Exercise: Every entry must be copied word for word.
=== Record set ===
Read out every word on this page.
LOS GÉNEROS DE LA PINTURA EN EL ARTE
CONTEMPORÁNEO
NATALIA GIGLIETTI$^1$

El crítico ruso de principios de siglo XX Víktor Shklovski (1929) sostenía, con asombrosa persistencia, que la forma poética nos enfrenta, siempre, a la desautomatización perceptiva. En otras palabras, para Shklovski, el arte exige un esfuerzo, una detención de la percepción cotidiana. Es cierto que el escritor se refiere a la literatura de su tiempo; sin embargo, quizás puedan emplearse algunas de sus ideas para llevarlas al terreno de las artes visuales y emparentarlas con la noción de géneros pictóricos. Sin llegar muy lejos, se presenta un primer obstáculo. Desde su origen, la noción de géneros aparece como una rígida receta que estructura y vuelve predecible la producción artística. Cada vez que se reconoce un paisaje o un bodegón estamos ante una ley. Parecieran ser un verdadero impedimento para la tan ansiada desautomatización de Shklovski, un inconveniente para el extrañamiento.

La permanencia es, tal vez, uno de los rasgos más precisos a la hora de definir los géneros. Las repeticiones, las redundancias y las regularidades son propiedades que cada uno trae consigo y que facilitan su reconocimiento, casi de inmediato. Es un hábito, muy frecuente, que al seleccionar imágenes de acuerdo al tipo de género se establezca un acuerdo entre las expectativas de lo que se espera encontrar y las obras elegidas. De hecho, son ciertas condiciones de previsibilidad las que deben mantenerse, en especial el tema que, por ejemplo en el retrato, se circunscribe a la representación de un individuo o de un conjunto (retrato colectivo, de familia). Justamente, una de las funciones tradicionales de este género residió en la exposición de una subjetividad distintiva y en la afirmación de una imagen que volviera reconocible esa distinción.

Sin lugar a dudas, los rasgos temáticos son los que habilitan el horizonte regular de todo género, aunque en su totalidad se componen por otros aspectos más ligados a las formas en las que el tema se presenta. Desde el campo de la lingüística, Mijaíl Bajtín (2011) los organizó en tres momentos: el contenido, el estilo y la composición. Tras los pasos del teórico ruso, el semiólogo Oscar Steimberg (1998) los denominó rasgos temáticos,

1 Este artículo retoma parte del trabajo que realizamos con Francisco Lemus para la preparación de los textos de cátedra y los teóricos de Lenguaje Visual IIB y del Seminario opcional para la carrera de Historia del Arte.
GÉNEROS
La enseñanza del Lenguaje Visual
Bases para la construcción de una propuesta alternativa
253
===
Written response:
Read out every word on this page.
LOS GÉNEROS DE LA PINTURA EN EL ARTE
CONTEMPORÁNEO
NATALIA GIGLIETTI$^1$

El crítico ruso de principios de siglo XX Víktor Shklovski (1929) sostenía, con asombrosa persistencia, que la forma poética nos enfrenta, siempre, a la desautomatización perceptiva. En otras palabras, para Shklovski, el arte exige un esfuerzo, una detención de la percepción cotidiana. Es cierto que el escritor se refiere a la literatura de su tiempo; sin embargo, quizás puedan emplearse algunas de sus ideas para llevarlas al terreno de las artes visuales y emparentarlas con la noción de géneros pictóricos. Sin llegar muy lejos, se presenta un primer obstáculo. Desde su origen, la noción de géneros aparece como una rígida receta que estructura y vuelve predecible la producción artística. Cada vez que se reconoce un paisaje o un bodegón estamos ante una ley. Parecieran ser un verdadero impedimento para la tan ansiada desautomatización de Shklovski, un inconveniente para el extrañamiento.

La permanencia es, tal vez, uno de los rasgos más precisos a la hora de definir los géneros. Las repeticiones, las redundancias y las regularidades son propiedades que cada uno trae consigo y que facilitan su reconocimiento, casi de inmediato. Es un hábito, muy frecuente, que al seleccionar imágenes de acuerdo al tipo de género se establezca un acuerdo entre las expectativas de lo que se espera encontrar y las obras elegidas. De hecho, son ciertas condiciones de previsibilidad las que deben mantenerse, en especial el tema que, por ejemplo en el retrato, se circunscribe a la representación de un individuo o de un conjunto (retrato colectivo, de familia). Justamente, una de las funciones tradicionales de este género residió en la exposición de una subjetividad distintiva y en la afirmación de una imagen que volviera reconocible esa distinción.

Sin lugar a dudas, los rasgos temáticos son los que habilitan el horizonte regular de todo género, aunque en su totalidad se componen por otros aspectos más ligados a las formas en las que el tema se presenta. Desde el campo de la lingüística, Mijaíl Bajtín (2011) los organizó en tres momentos: el contenido, el estilo y la composición. Tras los pasos del teórico ruso, el semiólogo Oscar Steimberg (1998) los denominó rasgos temáticos,

1 Este artículo retoma parte del trabajo que realizamos con Francisco Lemus para la preparación de los textos de cátedra y los teóricos de Lenguaje Visual IIB y del Seminario opcional para la carrera de Historia del Arte.
GÉNEROS
La enseñanza del Lenguaje Visual
Bases para la construcción de una propuesta alternativa
253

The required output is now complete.